* [EXERCISE REQUIREMENTS] Please list all lines of the material below in which the string "Quality" occurs.

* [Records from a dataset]
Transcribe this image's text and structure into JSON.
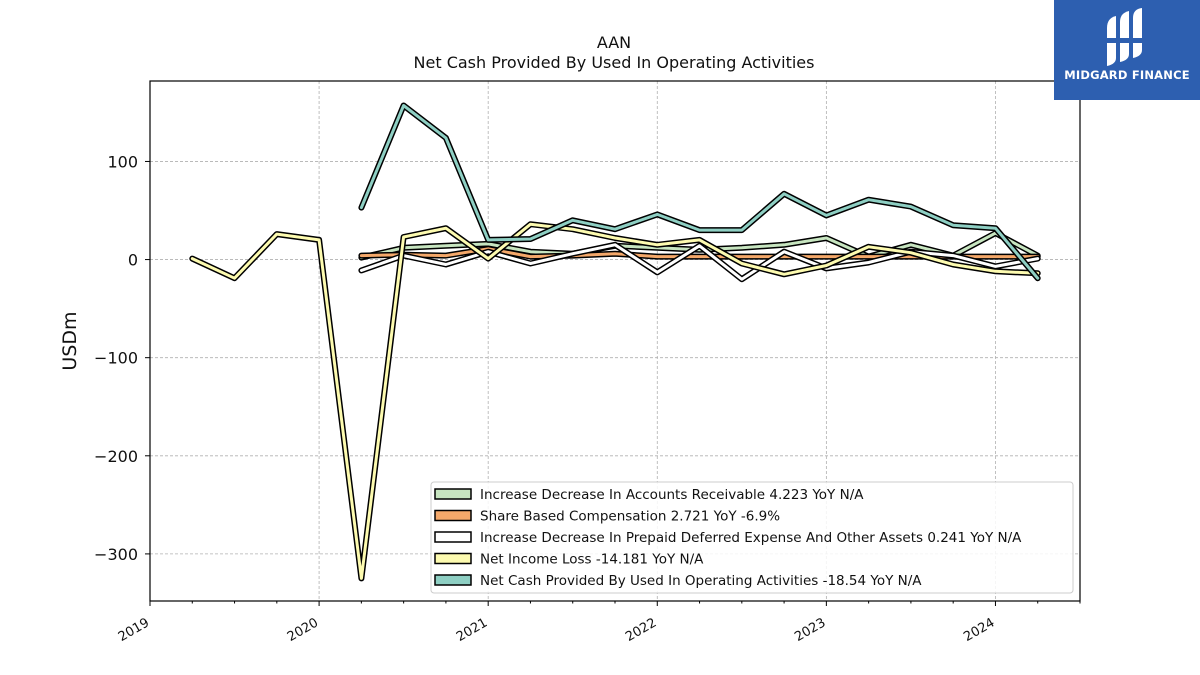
{
  "chart_data": {
    "type": "line",
    "title": "AAN",
    "subtitle": "Net Cash Provided By Used In Operating Activities",
    "xlabel": "",
    "ylabel": "USDm",
    "xlim": [
      2019.0,
      2024.5
    ],
    "ylim": [
      -348,
      182
    ],
    "x_ticks": [
      2019,
      2020,
      2021,
      2022,
      2023,
      2024
    ],
    "x_tick_labels": [
      "2019",
      "2020",
      "2021",
      "2022",
      "2023",
      "2024"
    ],
    "y_ticks": [
      100,
      0,
      -100,
      -200,
      -300
    ],
    "y_tick_labels": [
      "100",
      "0",
      "−100",
      "−200",
      "−300"
    ],
    "grid": true,
    "legend_position": "lower-right",
    "series": [
      {
        "name": "Increase Decrease In Accounts Receivable  4.223 YoY N/A",
        "color": "#c7e5c0",
        "x": [
          2020.25,
          2020.5,
          2020.75,
          2021.0,
          2021.25,
          2021.5,
          2021.75,
          2022.0,
          2022.25,
          2022.5,
          2022.75,
          2023.0,
          2023.25,
          2023.5,
          2023.75,
          2024.0,
          2024.25
        ],
        "values": [
          2,
          12,
          14,
          16,
          8,
          6,
          14,
          12,
          10,
          12,
          15,
          22,
          3,
          15,
          4,
          27,
          4
        ]
      },
      {
        "name": "Share Based Compensation  2.721 YoY -6.9%",
        "color": "#f4a86a",
        "x": [
          2020.25,
          2020.5,
          2020.75,
          2021.0,
          2021.25,
          2021.5,
          2021.75,
          2022.0,
          2022.25,
          2022.5,
          2022.75,
          2023.0,
          2023.25,
          2023.5,
          2023.75,
          2024.0,
          2024.25
        ],
        "values": [
          4,
          5,
          4,
          11,
          3,
          4,
          6,
          3,
          3,
          3,
          3,
          3,
          3,
          3,
          3,
          3,
          3
        ]
      },
      {
        "name": "Increase Decrease In Prepaid Deferred Expense And Other Assets  0.241 YoY N/A",
        "color": "#ffffff",
        "x": [
          2020.25,
          2020.5,
          2020.75,
          2021.0,
          2021.25,
          2021.5,
          2021.75,
          2022.0,
          2022.25,
          2022.5,
          2022.75,
          2023.0,
          2023.25,
          2023.5,
          2023.75,
          2024.0,
          2024.25
        ],
        "values": [
          -11,
          4,
          -5,
          8,
          -4,
          6,
          15,
          -13,
          14,
          -20,
          8,
          -9,
          -3,
          8,
          4,
          -7,
          1
        ]
      },
      {
        "name": "Net Income Loss  -14.181 YoY N/A",
        "color": "#fdfbb0",
        "x": [
          2019.25,
          2019.5,
          2019.75,
          2020.0,
          2020.25,
          2020.5,
          2020.75,
          2021.0,
          2021.25,
          2021.5,
          2021.75,
          2022.0,
          2022.25,
          2022.5,
          2022.75,
          2023.0,
          2023.25,
          2023.5,
          2023.75,
          2024.0,
          2024.25
        ],
        "values": [
          1,
          -19,
          26,
          20,
          -325,
          23,
          32,
          1,
          36,
          31,
          22,
          15,
          20,
          -4,
          -15,
          -6,
          13,
          7,
          -5,
          -12,
          -14
        ]
      },
      {
        "name": "Net Cash Provided By Used In Operating Activities  -18.54 YoY N/A",
        "color": "#8ecfc3",
        "x": [
          2020.25,
          2020.5,
          2020.75,
          2021.0,
          2021.25,
          2021.5,
          2021.75,
          2022.0,
          2022.25,
          2022.5,
          2022.75,
          2023.0,
          2023.25,
          2023.5,
          2023.75,
          2024.0,
          2024.25
        ],
        "values": [
          53,
          157,
          124,
          20,
          21,
          40,
          31,
          46,
          30,
          30,
          67,
          45,
          61,
          54,
          35,
          32,
          -19
        ]
      }
    ]
  },
  "logo": {
    "text": "MIDGARD FINANCE",
    "color": "#2d5fb0"
  }
}
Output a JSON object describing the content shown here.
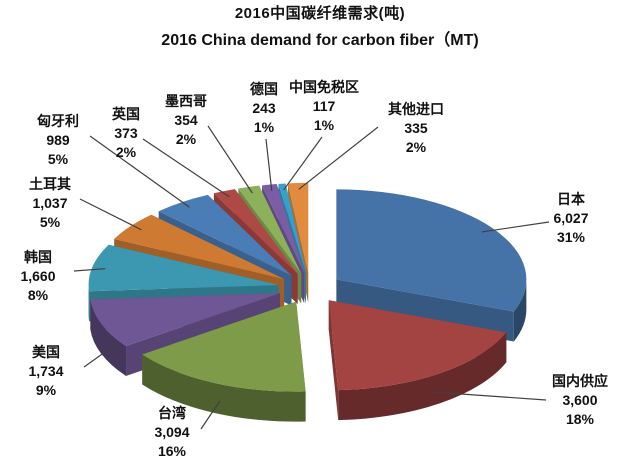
{
  "title": {
    "line1": "2016中国碳纤维需求(吨)",
    "line2": "2016 China demand for carbon fiber（MT)"
  },
  "chart_data": {
    "type": "pie",
    "style": "3d-exploded",
    "start_angle": "12-oclock",
    "direction": "clockwise",
    "total": 19563,
    "legend_position": "none",
    "slices": [
      {
        "name": "日本",
        "value": 6027,
        "value_label": "6,027",
        "pct": "31%"
      },
      {
        "name": "国内供应",
        "value": 3600,
        "value_label": "3,600",
        "pct": "18%"
      },
      {
        "name": "台湾",
        "value": 3094,
        "value_label": "3,094",
        "pct": "16%"
      },
      {
        "name": "美国",
        "value": 1734,
        "value_label": "1,734",
        "pct": "9%"
      },
      {
        "name": "韩国",
        "value": 1660,
        "value_label": "1,660",
        "pct": "8%"
      },
      {
        "name": "土耳其",
        "value": 1037,
        "value_label": "1,037",
        "pct": "5%"
      },
      {
        "name": "匈牙利",
        "value": 989,
        "value_label": "989",
        "pct": "5%"
      },
      {
        "name": "英国",
        "value": 373,
        "value_label": "373",
        "pct": "2%"
      },
      {
        "name": "墨西哥",
        "value": 354,
        "value_label": "354",
        "pct": "2%"
      },
      {
        "name": "德国",
        "value": 243,
        "value_label": "243",
        "pct": "1%"
      },
      {
        "name": "中国免税区",
        "value": 117,
        "value_label": "117",
        "pct": "1%"
      },
      {
        "name": "其他进口",
        "value": 335,
        "value_label": "335",
        "pct": "2%"
      }
    ],
    "colors": [
      "#4572A7",
      "#A34442",
      "#7E9B49",
      "#6F5795",
      "#3B98B0",
      "#CE7A33",
      "#4A7CB5",
      "#AF4945",
      "#8DB05A",
      "#7A5DA5",
      "#35A0C9",
      "#E18B3F"
    ],
    "leader_line_color": "#404040",
    "text_color": "#111111"
  }
}
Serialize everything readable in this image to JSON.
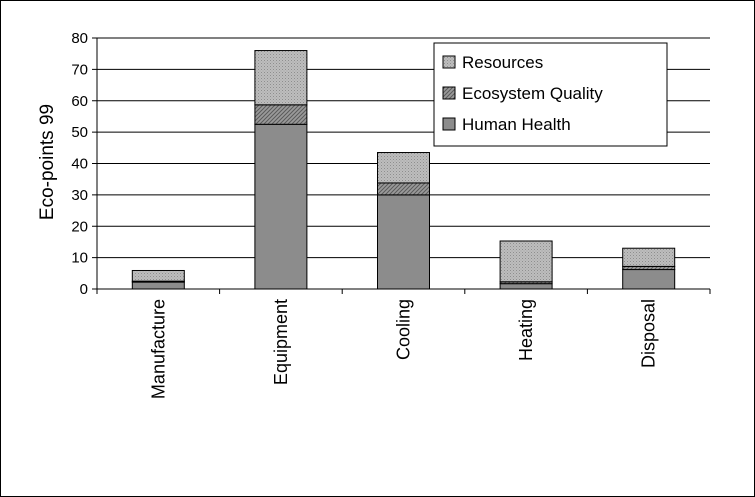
{
  "chart_data": {
    "type": "bar",
    "stacked": true,
    "categories": [
      "Manufacture",
      "Equipment",
      "Cooling",
      "Heating",
      "Disposal"
    ],
    "series": [
      {
        "name": "Human Health",
        "values": [
          2.2,
          52.5,
          30.0,
          1.7,
          6.2
        ],
        "color": "#8c8c8c",
        "pattern": "solid"
      },
      {
        "name": "Ecosystem Quality",
        "values": [
          0.3,
          6.2,
          3.8,
          0.6,
          1.0
        ],
        "color": "#8c8c8c",
        "pattern": "hatch"
      },
      {
        "name": "Resources",
        "values": [
          3.4,
          17.3,
          9.7,
          13.0,
          5.8
        ],
        "color": "#b4b4b4",
        "pattern": "dots"
      }
    ],
    "ylabel": "Eco-points 99",
    "xlabel": "",
    "title": "",
    "ylim": [
      0,
      80
    ],
    "yticks": [
      0,
      10,
      20,
      30,
      40,
      50,
      60,
      70,
      80
    ],
    "grid": true,
    "legend_position": "top-right",
    "legend_order": [
      "Resources",
      "Ecosystem Quality",
      "Human Health"
    ]
  }
}
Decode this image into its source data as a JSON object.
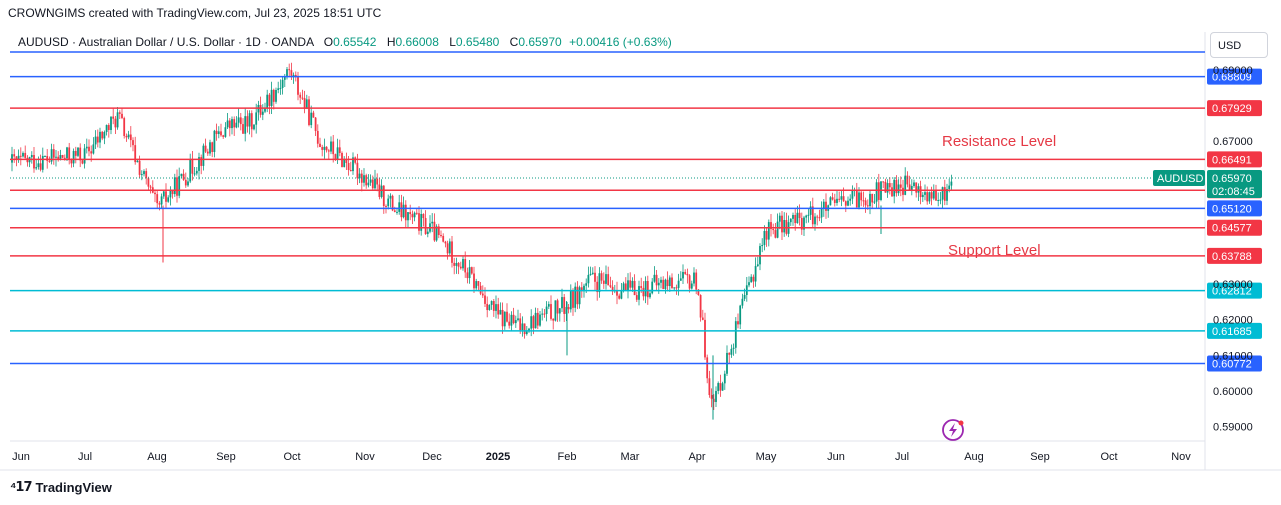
{
  "caption": "CROWNGIMS created with TradingView.com, Jul 23, 2025 18:51 UTC",
  "symbol_info": {
    "name": "AUDUSD · Australian Dollar / U.S. Dollar · 1D · OANDA",
    "open_label": "O",
    "open": "0.65542",
    "high_label": "H",
    "high": "0.66008",
    "low_label": "L",
    "low": "0.65480",
    "close_label": "C",
    "close": "0.65970",
    "change": "+0.00416 (+0.63%)"
  },
  "currency_button": "USD",
  "footer_brand": "TradingView",
  "colors": {
    "up": "#089981",
    "down": "#f23645",
    "blue_line": "#2962ff",
    "red_line": "#f23645",
    "cyan_line": "#00bcd4",
    "label_text": "#ffffff"
  },
  "chart_data": {
    "type": "candlestick",
    "y_axis_ticks": [
      "0.69000",
      "0.67000",
      "0.63000",
      "0.62000",
      "0.61000",
      "0.60000",
      "0.59000"
    ],
    "x_axis_ticks": [
      "Jun",
      "Jul",
      "Aug",
      "Sep",
      "Oct",
      "Nov",
      "Dec",
      "2025",
      "Feb",
      "Mar",
      "Apr",
      "May",
      "Jun",
      "Jul",
      "Aug",
      "Sep",
      "Oct",
      "Nov"
    ],
    "y_range": [
      0.586,
      0.695
    ],
    "horizontal_levels": [
      {
        "value": 0.68809,
        "label": "0.68809",
        "color": "#2962ff"
      },
      {
        "value": 0.67929,
        "label": "0.67929",
        "color": "#f23645"
      },
      {
        "value": 0.66491,
        "label": "0.66491",
        "color": "#f23645"
      },
      {
        "value": 0.65626,
        "label": "0.65626",
        "color": "#f23645"
      },
      {
        "value": 0.6512,
        "label": "0.65120",
        "color": "#2962ff"
      },
      {
        "value": 0.64577,
        "label": "0.64577",
        "color": "#f23645"
      },
      {
        "value": 0.63788,
        "label": "0.63788",
        "color": "#f23645"
      },
      {
        "value": 0.62812,
        "label": "0.62812",
        "color": "#00bcd4"
      },
      {
        "value": 0.61685,
        "label": "0.61685",
        "color": "#00bcd4"
      },
      {
        "value": 0.60772,
        "label": "0.60772",
        "color": "#2962ff"
      }
    ],
    "current_price": {
      "symbol": "AUDUSD",
      "value": 0.6597,
      "label": "0.65970",
      "countdown": "02:08:45"
    },
    "annotations": [
      "Resistance Level",
      "Support Level"
    ],
    "path_points": [
      [
        "Jun",
        0.664
      ],
      [
        "Jul",
        0.666
      ],
      [
        "Jul-mid",
        0.677
      ],
      [
        "Aug",
        0.651
      ],
      [
        "Aug-mid",
        0.657
      ],
      [
        "Sep",
        0.674
      ],
      [
        "Sep-mid",
        0.675
      ],
      [
        "Oct",
        0.69
      ],
      [
        "Oct-mid",
        0.67
      ],
      [
        "Nov",
        0.66
      ],
      [
        "Nov-mid",
        0.651
      ],
      [
        "Dec",
        0.645
      ],
      [
        "Dec-mid",
        0.636
      ],
      [
        "2025",
        0.621
      ],
      [
        "2025-mid",
        0.618
      ],
      [
        "Feb",
        0.624
      ],
      [
        "Feb-mid",
        0.631
      ],
      [
        "Mar",
        0.628
      ],
      [
        "Mar-mid",
        0.63
      ],
      [
        "Apr",
        0.631
      ],
      [
        "Apr-spike",
        0.595
      ],
      [
        "May",
        0.645
      ],
      [
        "May-mid",
        0.648
      ],
      [
        "Jun",
        0.652
      ],
      [
        "Jun-mid",
        0.655
      ],
      [
        "Jul",
        0.658
      ],
      [
        "Jul-mid",
        0.653
      ],
      [
        "last",
        0.6597
      ]
    ]
  }
}
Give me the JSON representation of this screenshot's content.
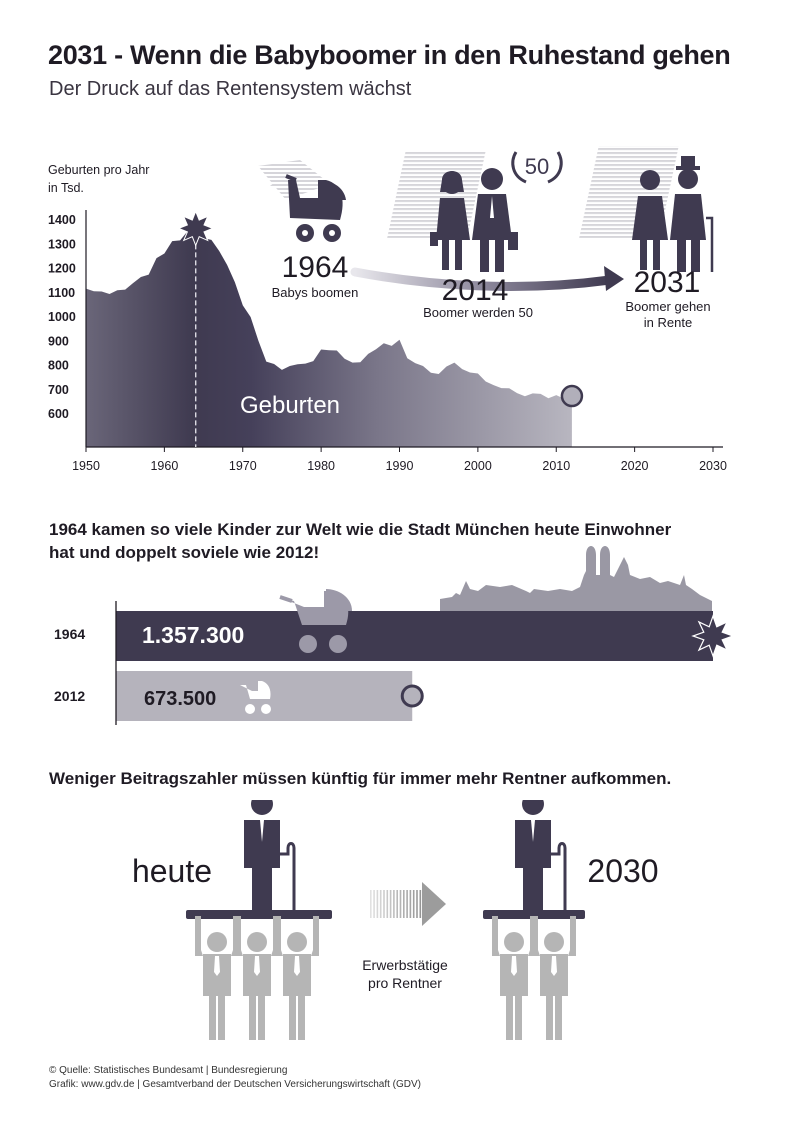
{
  "header": {
    "title": "2031 - Wenn die Babyboomer in den Ruhestand gehen",
    "subtitle": "Der Druck auf das Rentensystem wächst"
  },
  "timeline": {
    "events": [
      {
        "year": "1964",
        "caption": "Babys boomen"
      },
      {
        "year": "2014",
        "caption": "Boomer werden 50",
        "badge": "50"
      },
      {
        "year": "2031",
        "caption_line1": "Boomer gehen",
        "caption_line2": "in Rente"
      }
    ]
  },
  "chart_data": [
    {
      "type": "area",
      "ylabel_line1": "Geburten pro Jahr",
      "ylabel_line2": "in Tsd.",
      "series_label": "Geburten",
      "xlim": [
        1950,
        2030
      ],
      "ylim": [
        400,
        1450
      ],
      "x_ticks": [
        1950,
        1960,
        1970,
        1980,
        1990,
        2000,
        2010,
        2020,
        2030
      ],
      "y_ticks": [
        600,
        700,
        800,
        900,
        1000,
        1100,
        1200,
        1300,
        1400
      ],
      "highlight_year": 1964,
      "x": [
        1950,
        1951,
        1952,
        1953,
        1954,
        1955,
        1956,
        1957,
        1958,
        1959,
        1960,
        1961,
        1962,
        1963,
        1964,
        1965,
        1966,
        1967,
        1968,
        1969,
        1970,
        1971,
        1972,
        1973,
        1974,
        1975,
        1976,
        1977,
        1978,
        1979,
        1980,
        1981,
        1982,
        1983,
        1984,
        1985,
        1986,
        1987,
        1988,
        1989,
        1990,
        1991,
        1992,
        1993,
        1994,
        1995,
        1996,
        1997,
        1998,
        1999,
        2000,
        2001,
        2002,
        2003,
        2004,
        2005,
        2006,
        2007,
        2008,
        2009,
        2010,
        2011,
        2012
      ],
      "y": [
        1117,
        1106,
        1105,
        1095,
        1110,
        1113,
        1140,
        1165,
        1175,
        1243,
        1262,
        1313,
        1316,
        1355,
        1357,
        1325,
        1318,
        1272,
        1215,
        1143,
        1048,
        1000,
        902,
        816,
        806,
        782,
        798,
        805,
        808,
        818,
        866,
        863,
        862,
        828,
        812,
        813,
        848,
        867,
        892,
        881,
        906,
        830,
        810,
        798,
        770,
        765,
        796,
        812,
        785,
        771,
        767,
        734,
        719,
        707,
        706,
        686,
        673,
        685,
        683,
        665,
        678,
        663,
        674
      ]
    },
    {
      "type": "bar",
      "orientation": "horizontal",
      "categories": [
        "1964",
        "2012"
      ],
      "values": [
        1357300,
        673500
      ],
      "value_labels": [
        "1.357.300",
        "673.500"
      ]
    }
  ],
  "births": {
    "heading": "1964 kamen so viele Kinder zur Welt wie die Stadt München heute Einwohner hat und doppelt soviele wie 2012!"
  },
  "ratio": {
    "heading": "Weniger Beitragszahler müssen künftig für immer mehr Rentner aufkommen.",
    "left_label": "heute",
    "right_label": "2030",
    "middle_line1": "Erwerbstätige",
    "middle_line2": "pro Rentner",
    "workers_now": 3,
    "workers_2030": 2
  },
  "footer": {
    "line1": "© Quelle: Statistisches Bundesamt | Bundesregierung",
    "line2": "Grafik: www.gdv.de | Gesamtverband der Deutschen Versicherungswirtschaft (GDV)"
  },
  "colors": {
    "dark": "#3f3a50",
    "mid": "#8c8898",
    "light": "#b9b7c0",
    "worker": "#b5b5b5",
    "text": "#1f1b24"
  }
}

* [SOLUTION TO THIS EXERCISE]
        "name": "Ecosystem Quality",
      "Ecosystem Quality",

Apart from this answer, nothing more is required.